→ **REQUIRED TASK**: Output every record below exactly as it appears.

→ **SUPPLIED RECORDS**:
^^^^^^^^

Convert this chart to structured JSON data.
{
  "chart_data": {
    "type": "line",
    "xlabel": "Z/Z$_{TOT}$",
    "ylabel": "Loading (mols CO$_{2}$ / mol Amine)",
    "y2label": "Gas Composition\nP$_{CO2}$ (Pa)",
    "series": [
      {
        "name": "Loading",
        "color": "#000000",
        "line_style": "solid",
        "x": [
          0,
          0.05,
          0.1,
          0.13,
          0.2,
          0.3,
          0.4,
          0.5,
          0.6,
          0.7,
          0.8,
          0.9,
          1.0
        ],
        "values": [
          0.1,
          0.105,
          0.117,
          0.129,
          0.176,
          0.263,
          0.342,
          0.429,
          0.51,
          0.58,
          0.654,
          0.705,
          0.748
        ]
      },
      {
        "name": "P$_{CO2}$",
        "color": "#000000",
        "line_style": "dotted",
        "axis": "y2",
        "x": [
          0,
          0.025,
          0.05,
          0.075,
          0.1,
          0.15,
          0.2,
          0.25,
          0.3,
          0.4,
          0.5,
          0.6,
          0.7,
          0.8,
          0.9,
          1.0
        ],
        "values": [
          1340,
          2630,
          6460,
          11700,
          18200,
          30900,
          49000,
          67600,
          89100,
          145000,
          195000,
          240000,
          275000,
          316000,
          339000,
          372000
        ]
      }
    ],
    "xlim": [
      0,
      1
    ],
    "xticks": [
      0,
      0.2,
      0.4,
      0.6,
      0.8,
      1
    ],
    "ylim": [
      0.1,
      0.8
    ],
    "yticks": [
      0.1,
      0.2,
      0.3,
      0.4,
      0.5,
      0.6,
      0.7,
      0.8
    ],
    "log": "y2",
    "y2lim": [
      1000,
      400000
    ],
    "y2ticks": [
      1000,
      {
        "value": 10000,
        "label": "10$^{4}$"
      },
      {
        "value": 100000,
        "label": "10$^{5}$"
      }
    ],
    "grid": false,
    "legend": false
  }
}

^^^^^^^^

→ **RESULT FOR THIS EXERCISE**:
Convert this chart to structured JSON data.
{
  "chart_data": {
    "type": "line",
    "xlabel": "Z/Z$_{TOT}$",
    "ylabel": "Loading (mols CO$_{2}$ / mol Amine)",
    "y2label": "Gas Composition\nP$_{CO2}$ (Pa)",
    "series": [
      {
        "name": "Loading",
        "color": "#000000",
        "line_style": "solid",
        "x": [
          0,
          0.05,
          0.1,
          0.13,
          0.2,
          0.3,
          0.4,
          0.5,
          0.6,
          0.7,
          0.8,
          0.9,
          1.0
        ],
        "values": [
          0.1,
          0.105,
          0.117,
          0.129,
          0.176,
          0.263,
          0.342,
          0.429,
          0.51,
          0.58,
          0.654,
          0.705,
          0.748
        ]
      },
      {
        "name": "P$_{CO2}$",
        "color": "#000000",
        "line_style": "dotted",
        "axis": "y2",
        "x": [
          0,
          0.025,
          0.05,
          0.075,
          0.1,
          0.15,
          0.2,
          0.25,
          0.3,
          0.4,
          0.5,
          0.6,
          0.7,
          0.8,
          0.9,
          1.0
        ],
        "values": [
          1340,
          2630,
          6460,
          11700,
          18200,
          30900,
          49000,
          67600,
          89100,
          145000,
          195000,
          240000,
          275000,
          316000,
          339000,
          372000
        ]
      }
    ],
    "xlim": [
      0,
      1
    ],
    "xticks": [
      0,
      0.2,
      0.4,
      0.6,
      0.8,
      1
    ],
    "ylim": [
      0.1,
      0.8
    ],
    "yticks": [
      0.1,
      0.2,
      0.3,
      0.4,
      0.5,
      0.6,
      0.7,
      0.8
    ],
    "log": "y2",
    "y2lim": [
      1000,
      400000
    ],
    "y2ticks": [
      1000,
      {
        "value": 10000,
        "label": "10$^{4}$"
      },
      {
        "value": 100000,
        "label": "10$^{5}$"
      }
    ],
    "grid": false,
    "legend": false
  }
}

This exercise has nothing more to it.